**EXERCISE BRIEF:** Select from the records below every line that has the word "السعودية" in it.

**MATERIAL PROVIDED:**
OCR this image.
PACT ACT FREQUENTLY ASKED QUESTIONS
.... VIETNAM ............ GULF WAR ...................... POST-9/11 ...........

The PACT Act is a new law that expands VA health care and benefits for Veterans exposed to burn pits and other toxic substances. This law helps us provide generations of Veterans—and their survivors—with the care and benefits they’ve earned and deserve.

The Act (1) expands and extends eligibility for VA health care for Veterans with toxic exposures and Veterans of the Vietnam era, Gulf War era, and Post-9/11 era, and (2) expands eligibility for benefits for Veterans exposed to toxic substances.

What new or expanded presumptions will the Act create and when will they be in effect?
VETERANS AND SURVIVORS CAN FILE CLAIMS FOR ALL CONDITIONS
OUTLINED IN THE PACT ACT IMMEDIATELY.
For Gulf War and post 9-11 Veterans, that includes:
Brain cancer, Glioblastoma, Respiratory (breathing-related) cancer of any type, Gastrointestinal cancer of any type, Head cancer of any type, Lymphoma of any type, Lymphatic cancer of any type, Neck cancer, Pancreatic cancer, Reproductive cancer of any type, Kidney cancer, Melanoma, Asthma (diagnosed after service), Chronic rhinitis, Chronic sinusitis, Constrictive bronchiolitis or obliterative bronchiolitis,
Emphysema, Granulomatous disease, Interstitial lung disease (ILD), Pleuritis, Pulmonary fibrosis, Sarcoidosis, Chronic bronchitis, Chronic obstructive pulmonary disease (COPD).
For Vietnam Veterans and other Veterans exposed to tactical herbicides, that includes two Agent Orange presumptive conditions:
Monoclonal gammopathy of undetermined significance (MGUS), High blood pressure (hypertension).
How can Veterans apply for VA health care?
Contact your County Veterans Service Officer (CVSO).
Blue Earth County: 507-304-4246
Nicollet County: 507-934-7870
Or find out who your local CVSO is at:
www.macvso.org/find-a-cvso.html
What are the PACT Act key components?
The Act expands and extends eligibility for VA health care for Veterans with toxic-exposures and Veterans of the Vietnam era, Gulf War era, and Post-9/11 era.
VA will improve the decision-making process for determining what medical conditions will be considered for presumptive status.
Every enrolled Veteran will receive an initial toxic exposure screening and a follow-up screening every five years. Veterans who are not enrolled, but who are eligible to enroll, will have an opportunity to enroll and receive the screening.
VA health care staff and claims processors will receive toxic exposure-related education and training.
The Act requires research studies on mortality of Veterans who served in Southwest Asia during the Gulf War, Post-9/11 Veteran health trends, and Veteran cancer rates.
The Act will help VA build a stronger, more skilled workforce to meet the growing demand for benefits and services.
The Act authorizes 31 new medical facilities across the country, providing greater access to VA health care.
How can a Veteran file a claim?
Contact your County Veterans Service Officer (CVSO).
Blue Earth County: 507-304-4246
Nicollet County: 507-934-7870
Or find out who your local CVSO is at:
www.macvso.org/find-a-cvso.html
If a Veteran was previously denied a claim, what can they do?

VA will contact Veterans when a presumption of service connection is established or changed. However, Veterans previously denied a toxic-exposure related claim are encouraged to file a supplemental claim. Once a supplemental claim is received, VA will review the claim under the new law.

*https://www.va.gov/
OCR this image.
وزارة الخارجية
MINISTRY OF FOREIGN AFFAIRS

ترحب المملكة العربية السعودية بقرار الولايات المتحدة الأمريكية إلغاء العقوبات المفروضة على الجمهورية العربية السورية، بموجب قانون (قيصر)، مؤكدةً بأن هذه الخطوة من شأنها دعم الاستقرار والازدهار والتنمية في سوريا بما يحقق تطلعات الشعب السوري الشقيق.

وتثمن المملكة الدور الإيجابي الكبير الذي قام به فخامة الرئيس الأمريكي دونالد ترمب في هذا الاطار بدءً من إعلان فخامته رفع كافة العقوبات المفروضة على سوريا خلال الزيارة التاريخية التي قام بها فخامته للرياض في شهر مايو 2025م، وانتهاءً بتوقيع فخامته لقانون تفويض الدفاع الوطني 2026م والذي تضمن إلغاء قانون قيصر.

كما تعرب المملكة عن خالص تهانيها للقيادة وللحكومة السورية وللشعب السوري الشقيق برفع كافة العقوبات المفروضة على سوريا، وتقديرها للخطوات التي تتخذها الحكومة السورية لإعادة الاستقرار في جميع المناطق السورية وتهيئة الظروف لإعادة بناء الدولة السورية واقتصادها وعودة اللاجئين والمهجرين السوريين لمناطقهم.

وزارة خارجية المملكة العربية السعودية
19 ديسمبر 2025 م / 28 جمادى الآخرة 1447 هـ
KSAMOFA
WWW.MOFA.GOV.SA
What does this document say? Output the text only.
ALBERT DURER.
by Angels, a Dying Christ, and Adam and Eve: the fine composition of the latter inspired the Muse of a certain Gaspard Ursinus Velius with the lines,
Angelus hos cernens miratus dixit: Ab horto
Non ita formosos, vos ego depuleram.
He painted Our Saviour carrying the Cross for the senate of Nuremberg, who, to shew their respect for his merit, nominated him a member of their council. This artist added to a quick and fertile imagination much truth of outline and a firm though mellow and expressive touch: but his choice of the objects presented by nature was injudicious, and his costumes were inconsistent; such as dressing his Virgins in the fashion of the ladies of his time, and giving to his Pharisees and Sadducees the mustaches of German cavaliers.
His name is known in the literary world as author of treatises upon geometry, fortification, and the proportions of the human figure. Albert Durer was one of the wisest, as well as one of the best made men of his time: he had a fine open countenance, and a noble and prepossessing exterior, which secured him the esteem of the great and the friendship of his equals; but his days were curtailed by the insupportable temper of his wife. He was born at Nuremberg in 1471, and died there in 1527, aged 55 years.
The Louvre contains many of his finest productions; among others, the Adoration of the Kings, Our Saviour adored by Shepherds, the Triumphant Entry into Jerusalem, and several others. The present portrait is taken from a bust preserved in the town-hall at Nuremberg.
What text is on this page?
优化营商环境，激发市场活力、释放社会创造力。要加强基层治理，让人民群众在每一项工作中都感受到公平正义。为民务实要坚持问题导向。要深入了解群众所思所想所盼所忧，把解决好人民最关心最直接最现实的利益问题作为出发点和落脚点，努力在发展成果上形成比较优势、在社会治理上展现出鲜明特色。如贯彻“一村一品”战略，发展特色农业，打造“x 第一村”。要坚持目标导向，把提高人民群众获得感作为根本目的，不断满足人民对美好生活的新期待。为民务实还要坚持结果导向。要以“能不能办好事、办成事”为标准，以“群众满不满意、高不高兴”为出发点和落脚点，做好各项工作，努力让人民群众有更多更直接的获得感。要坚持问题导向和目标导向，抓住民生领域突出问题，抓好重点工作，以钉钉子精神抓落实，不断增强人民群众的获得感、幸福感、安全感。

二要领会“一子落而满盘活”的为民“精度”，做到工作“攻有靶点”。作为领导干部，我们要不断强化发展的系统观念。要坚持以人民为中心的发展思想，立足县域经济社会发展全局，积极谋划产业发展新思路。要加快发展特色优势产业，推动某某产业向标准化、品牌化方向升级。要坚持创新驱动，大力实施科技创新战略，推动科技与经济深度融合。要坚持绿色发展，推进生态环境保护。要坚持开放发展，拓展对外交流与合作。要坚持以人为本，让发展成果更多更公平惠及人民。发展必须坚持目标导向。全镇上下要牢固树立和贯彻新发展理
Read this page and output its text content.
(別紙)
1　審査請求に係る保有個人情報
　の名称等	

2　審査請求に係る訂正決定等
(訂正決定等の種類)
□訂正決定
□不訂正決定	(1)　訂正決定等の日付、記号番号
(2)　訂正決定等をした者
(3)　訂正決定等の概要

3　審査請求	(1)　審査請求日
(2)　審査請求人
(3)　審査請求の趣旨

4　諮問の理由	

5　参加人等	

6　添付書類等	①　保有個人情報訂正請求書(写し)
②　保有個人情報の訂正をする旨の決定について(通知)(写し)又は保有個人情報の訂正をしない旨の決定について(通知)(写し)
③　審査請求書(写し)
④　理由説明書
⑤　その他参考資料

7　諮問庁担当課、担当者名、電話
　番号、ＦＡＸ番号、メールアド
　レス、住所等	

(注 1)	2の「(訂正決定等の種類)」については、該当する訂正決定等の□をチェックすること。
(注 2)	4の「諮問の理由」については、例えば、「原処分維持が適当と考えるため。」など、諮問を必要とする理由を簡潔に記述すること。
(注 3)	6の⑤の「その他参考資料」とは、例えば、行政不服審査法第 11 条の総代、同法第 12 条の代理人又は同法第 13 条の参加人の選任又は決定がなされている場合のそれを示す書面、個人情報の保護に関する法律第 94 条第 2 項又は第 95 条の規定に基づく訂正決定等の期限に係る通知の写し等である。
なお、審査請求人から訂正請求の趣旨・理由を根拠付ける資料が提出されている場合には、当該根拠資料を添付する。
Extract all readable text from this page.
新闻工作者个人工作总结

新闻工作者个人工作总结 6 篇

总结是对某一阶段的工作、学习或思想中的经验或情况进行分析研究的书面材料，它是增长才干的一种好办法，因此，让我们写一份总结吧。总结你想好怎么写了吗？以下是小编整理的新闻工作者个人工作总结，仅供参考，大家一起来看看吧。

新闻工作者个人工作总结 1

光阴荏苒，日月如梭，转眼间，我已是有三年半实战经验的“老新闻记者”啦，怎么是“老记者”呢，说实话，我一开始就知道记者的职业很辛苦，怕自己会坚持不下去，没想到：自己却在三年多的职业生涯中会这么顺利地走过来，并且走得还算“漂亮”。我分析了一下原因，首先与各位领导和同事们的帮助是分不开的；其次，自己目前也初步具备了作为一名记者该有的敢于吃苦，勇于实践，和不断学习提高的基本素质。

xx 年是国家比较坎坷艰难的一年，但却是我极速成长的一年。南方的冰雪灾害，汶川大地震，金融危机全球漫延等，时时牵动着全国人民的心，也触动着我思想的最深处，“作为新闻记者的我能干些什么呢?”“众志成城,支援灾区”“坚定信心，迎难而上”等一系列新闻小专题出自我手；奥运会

**ANSWER FOR THIS EXERCISE:**
ترحب المملكة العربية السعودية بقرار الولايات المتحدة الأمريكية إلغاء العقوبات المفروضة على الجمهورية العربية السورية، بموجب قانون (قيصر)، مؤكدةً بأن هذه الخطوة من شأنها دعم الاستقرار والازدهار والتنمية في سوريا بما يحقق تطلعات الشعب السوري الشقيق.
وزارة خارجية المملكة العربية السعودية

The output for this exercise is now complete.